::: ENTRIES PROVIDED

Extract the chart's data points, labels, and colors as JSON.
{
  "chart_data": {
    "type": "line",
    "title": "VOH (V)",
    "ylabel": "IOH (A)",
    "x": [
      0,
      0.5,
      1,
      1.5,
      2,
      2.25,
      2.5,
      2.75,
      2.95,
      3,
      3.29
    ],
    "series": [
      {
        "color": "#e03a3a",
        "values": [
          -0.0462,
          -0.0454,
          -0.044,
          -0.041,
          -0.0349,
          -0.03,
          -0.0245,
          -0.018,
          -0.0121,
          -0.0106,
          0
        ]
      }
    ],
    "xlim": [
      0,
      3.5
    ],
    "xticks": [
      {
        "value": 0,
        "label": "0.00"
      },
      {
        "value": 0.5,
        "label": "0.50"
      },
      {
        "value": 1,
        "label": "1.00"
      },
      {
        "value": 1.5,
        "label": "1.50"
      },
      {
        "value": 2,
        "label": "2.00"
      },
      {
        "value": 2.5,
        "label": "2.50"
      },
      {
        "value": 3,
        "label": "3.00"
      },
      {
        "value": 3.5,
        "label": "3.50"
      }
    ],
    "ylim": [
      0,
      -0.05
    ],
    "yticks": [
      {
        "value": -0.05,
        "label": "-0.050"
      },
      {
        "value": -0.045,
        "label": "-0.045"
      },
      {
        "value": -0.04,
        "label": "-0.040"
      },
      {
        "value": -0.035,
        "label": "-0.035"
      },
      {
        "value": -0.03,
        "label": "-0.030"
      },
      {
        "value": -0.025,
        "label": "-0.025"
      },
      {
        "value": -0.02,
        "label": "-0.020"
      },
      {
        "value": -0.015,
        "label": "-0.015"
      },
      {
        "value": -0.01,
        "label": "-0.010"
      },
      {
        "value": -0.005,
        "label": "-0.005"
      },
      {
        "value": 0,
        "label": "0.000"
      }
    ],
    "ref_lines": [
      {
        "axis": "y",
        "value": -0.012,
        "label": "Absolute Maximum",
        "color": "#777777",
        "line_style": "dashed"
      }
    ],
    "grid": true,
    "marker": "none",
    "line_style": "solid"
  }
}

::::::

WHAT TO PRODUCE> Give the listing above again, word for word.

TASK ANSWER>
Extract the chart's data points, labels, and colors as JSON.
{
  "chart_data": {
    "type": "line",
    "title": "VOH (V)",
    "ylabel": "IOH (A)",
    "x": [
      0,
      0.5,
      1,
      1.5,
      2,
      2.25,
      2.5,
      2.75,
      2.95,
      3,
      3.29
    ],
    "series": [
      {
        "color": "#e03a3a",
        "values": [
          -0.0462,
          -0.0454,
          -0.044,
          -0.041,
          -0.0349,
          -0.03,
          -0.0245,
          -0.018,
          -0.0121,
          -0.0106,
          0
        ]
      }
    ],
    "xlim": [
      0,
      3.5
    ],
    "xticks": [
      {
        "value": 0,
        "label": "0.00"
      },
      {
        "value": 0.5,
        "label": "0.50"
      },
      {
        "value": 1,
        "label": "1.00"
      },
      {
        "value": 1.5,
        "label": "1.50"
      },
      {
        "value": 2,
        "label": "2.00"
      },
      {
        "value": 2.5,
        "label": "2.50"
      },
      {
        "value": 3,
        "label": "3.00"
      },
      {
        "value": 3.5,
        "label": "3.50"
      }
    ],
    "ylim": [
      0,
      -0.05
    ],
    "yticks": [
      {
        "value": -0.05,
        "label": "-0.050"
      },
      {
        "value": -0.045,
        "label": "-0.045"
      },
      {
        "value": -0.04,
        "label": "-0.040"
      },
      {
        "value": -0.035,
        "label": "-0.035"
      },
      {
        "value": -0.03,
        "label": "-0.030"
      },
      {
        "value": -0.025,
        "label": "-0.025"
      },
      {
        "value": -0.02,
        "label": "-0.020"
      },
      {
        "value": -0.015,
        "label": "-0.015"
      },
      {
        "value": -0.01,
        "label": "-0.010"
      },
      {
        "value": -0.005,
        "label": "-0.005"
      },
      {
        "value": 0,
        "label": "0.000"
      }
    ],
    "ref_lines": [
      {
        "axis": "y",
        "value": -0.012,
        "label": "Absolute Maximum",
        "color": "#777777",
        "line_style": "dashed"
      }
    ],
    "grid": true,
    "marker": "none",
    "line_style": "solid"
  }
}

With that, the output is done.